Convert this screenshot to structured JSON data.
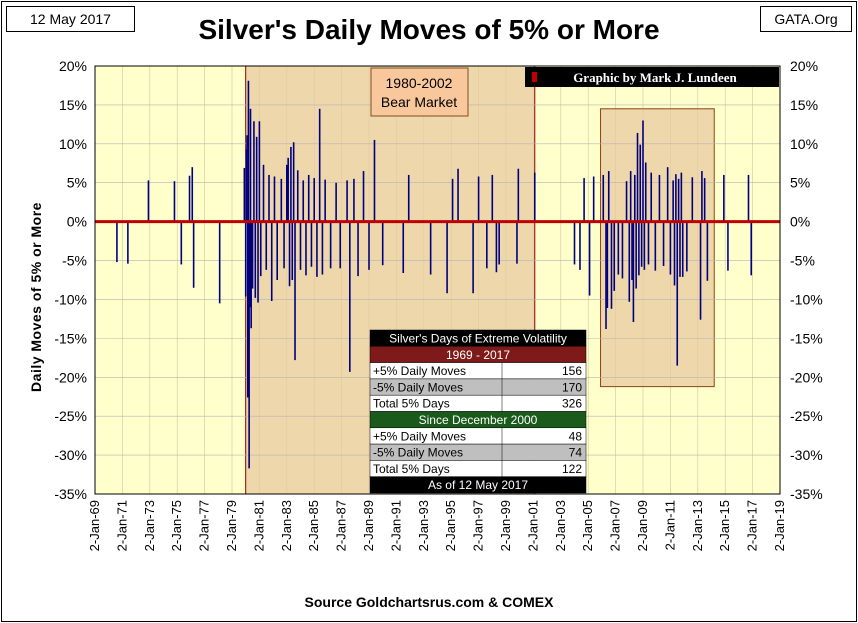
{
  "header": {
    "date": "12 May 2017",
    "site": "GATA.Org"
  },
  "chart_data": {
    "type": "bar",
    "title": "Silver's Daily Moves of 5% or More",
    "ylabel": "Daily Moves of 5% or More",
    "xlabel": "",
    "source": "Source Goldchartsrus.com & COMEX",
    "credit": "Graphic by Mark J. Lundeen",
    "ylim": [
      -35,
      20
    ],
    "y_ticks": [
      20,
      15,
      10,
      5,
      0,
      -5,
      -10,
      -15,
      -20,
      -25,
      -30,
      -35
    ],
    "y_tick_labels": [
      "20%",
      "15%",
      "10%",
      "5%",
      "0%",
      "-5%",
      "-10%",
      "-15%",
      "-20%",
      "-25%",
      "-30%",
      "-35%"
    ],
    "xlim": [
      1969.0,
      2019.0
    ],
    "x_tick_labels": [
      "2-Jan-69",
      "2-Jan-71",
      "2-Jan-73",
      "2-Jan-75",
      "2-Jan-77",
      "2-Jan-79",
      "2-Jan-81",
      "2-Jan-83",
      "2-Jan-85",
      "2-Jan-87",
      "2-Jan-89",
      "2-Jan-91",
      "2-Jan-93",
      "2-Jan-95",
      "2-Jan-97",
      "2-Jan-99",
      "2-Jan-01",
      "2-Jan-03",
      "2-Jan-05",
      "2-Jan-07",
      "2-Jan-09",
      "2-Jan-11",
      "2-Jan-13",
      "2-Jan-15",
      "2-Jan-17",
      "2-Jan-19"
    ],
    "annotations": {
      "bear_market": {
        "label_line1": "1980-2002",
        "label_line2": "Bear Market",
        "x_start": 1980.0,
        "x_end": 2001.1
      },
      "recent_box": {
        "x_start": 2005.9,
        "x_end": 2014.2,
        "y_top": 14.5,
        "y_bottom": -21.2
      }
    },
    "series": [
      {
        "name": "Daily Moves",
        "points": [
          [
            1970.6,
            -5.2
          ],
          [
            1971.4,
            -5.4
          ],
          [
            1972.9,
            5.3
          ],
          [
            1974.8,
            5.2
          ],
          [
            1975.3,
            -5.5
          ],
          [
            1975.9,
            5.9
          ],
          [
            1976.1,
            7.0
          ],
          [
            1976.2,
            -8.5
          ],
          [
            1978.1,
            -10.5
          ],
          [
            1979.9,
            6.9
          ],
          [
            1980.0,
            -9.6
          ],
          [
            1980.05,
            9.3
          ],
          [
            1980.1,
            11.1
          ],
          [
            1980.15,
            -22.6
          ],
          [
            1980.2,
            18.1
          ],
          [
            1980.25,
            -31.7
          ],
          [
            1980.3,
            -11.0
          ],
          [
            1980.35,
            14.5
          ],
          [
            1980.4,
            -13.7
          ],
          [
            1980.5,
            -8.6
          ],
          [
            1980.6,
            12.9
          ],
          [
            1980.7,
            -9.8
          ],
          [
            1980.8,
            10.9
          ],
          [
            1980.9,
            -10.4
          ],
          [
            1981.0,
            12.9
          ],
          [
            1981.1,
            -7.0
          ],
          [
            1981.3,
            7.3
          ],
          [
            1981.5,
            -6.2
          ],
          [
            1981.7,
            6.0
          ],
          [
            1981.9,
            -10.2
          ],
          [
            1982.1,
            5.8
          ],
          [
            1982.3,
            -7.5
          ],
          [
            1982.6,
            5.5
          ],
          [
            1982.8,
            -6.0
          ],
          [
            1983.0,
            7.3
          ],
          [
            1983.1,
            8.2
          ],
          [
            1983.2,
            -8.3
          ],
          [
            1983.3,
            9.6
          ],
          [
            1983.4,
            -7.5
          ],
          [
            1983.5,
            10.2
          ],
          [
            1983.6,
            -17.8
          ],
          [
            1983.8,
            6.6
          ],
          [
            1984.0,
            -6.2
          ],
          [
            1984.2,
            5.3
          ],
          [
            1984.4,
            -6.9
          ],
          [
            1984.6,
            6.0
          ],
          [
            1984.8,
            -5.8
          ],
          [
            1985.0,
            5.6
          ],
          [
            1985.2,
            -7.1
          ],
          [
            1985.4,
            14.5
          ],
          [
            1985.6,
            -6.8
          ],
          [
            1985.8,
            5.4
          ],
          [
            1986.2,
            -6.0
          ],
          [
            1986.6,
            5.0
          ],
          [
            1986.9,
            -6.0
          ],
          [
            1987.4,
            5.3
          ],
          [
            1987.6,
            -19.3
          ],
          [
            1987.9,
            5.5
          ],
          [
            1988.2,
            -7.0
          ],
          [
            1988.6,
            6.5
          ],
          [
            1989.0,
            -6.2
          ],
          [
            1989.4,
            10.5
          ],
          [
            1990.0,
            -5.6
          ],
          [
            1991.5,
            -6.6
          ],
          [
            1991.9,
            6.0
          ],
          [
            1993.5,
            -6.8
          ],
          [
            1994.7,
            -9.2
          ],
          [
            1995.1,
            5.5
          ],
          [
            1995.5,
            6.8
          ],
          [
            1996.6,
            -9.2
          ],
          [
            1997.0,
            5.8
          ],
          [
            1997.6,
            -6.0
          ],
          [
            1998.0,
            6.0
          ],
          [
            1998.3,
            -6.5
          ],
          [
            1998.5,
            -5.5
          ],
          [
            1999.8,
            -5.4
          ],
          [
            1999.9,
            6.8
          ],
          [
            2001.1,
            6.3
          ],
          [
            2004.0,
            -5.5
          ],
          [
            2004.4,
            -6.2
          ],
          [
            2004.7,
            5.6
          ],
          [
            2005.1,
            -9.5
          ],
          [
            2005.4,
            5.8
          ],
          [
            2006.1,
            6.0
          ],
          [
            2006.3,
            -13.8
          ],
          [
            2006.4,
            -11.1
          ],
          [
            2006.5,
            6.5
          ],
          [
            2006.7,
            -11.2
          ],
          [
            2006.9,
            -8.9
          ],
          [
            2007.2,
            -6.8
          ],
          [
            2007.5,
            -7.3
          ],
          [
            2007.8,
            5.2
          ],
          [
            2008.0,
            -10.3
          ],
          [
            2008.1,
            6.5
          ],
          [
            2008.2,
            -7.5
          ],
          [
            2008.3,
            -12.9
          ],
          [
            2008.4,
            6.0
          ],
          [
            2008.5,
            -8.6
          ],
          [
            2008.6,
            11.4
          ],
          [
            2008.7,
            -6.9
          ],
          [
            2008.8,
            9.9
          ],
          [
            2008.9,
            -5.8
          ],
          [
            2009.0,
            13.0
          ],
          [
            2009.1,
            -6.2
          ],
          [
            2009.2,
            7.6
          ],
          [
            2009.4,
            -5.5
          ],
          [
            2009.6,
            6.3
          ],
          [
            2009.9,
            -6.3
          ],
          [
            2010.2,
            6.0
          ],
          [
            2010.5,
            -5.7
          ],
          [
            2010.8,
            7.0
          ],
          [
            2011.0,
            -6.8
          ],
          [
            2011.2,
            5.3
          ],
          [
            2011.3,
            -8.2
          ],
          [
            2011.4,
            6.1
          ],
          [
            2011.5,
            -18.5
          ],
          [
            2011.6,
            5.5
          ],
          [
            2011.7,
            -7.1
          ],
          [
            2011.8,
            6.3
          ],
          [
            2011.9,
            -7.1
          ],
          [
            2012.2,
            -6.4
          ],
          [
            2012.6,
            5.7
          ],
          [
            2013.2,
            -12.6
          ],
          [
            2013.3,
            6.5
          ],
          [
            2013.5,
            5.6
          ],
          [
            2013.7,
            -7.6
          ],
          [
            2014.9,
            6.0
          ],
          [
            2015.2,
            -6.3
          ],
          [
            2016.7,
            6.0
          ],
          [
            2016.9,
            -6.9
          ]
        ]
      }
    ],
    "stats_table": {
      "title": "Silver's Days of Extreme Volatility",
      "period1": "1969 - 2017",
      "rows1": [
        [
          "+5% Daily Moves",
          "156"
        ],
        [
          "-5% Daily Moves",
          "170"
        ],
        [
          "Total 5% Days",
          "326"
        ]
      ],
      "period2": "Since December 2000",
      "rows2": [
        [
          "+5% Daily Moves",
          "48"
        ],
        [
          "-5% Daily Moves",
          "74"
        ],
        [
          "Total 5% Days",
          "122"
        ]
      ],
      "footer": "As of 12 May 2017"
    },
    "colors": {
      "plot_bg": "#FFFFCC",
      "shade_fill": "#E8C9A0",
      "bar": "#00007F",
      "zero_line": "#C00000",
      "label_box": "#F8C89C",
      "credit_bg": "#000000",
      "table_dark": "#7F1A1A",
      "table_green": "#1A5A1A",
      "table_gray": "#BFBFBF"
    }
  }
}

Problem description.
In the entries above, find every line with the word "Moves" and list it.

Answer to the exercise.
    "title": "Silver's Daily Moves of 5% or More",
    "ylabel": "Daily Moves of 5% or More",
        "name": "Daily Moves",
          "+5% Daily Moves",
          "-5% Daily Moves",
          "+5% Daily Moves",
          "-5% Daily Moves",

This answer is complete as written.